▸ **Task description**: Of the lines listed below, how many contain the string "Kwai"? Answer with the number alone.
>> begin
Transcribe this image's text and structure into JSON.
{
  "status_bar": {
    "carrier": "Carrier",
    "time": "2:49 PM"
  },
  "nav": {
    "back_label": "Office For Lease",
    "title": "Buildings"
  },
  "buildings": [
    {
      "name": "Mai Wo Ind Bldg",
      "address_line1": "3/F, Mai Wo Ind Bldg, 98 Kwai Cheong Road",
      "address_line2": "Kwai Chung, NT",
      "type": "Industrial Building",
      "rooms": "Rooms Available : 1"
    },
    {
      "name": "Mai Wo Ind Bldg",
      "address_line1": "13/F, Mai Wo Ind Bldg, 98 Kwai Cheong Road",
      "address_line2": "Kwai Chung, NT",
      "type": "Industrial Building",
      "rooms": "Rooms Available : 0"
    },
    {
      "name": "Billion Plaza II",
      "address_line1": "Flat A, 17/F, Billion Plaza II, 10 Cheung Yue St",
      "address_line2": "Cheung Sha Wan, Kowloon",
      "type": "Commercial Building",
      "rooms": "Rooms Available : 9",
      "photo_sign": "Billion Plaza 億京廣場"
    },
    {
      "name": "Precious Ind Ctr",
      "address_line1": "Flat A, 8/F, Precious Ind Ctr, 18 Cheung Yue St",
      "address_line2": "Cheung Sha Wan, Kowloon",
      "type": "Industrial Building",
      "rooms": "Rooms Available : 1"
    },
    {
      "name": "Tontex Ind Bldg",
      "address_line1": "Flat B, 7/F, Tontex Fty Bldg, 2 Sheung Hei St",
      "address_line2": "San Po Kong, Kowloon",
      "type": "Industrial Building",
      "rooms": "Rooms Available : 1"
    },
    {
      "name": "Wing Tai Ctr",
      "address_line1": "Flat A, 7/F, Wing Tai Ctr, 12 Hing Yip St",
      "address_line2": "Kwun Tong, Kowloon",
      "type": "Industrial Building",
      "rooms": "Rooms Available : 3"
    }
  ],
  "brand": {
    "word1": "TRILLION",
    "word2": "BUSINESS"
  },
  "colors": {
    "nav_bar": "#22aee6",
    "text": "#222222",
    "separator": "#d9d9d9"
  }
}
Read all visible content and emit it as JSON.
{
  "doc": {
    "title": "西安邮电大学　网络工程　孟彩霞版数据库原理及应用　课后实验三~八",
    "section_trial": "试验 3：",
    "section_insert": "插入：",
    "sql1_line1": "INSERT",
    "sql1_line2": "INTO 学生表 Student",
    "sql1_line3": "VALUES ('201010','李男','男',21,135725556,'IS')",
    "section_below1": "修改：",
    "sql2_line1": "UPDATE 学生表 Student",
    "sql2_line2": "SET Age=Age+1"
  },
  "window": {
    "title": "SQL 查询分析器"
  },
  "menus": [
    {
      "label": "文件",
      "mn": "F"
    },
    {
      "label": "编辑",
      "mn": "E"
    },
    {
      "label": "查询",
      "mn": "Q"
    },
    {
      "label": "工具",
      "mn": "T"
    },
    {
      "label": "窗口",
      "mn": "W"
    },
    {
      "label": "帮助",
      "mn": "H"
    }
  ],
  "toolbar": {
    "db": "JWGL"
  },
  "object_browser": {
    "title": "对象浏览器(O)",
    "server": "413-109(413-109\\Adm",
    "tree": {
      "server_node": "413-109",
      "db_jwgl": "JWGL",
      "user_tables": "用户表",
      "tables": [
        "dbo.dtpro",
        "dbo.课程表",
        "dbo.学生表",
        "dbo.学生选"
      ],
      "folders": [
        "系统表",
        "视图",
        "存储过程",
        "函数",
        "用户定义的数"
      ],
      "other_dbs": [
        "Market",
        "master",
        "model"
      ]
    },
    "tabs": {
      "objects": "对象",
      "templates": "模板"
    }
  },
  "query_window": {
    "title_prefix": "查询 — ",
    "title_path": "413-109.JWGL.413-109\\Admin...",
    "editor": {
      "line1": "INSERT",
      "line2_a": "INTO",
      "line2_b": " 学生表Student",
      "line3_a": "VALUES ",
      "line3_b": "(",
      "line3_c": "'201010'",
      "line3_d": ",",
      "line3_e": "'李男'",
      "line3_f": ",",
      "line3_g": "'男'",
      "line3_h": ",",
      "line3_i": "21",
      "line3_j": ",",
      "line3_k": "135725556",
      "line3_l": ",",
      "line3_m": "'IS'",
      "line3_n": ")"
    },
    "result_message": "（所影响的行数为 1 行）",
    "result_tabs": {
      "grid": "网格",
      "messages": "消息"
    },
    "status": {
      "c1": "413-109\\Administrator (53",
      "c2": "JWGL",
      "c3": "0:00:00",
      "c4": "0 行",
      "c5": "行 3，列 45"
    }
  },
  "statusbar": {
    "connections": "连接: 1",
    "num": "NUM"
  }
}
>> end
▸ **Output of the task**: 4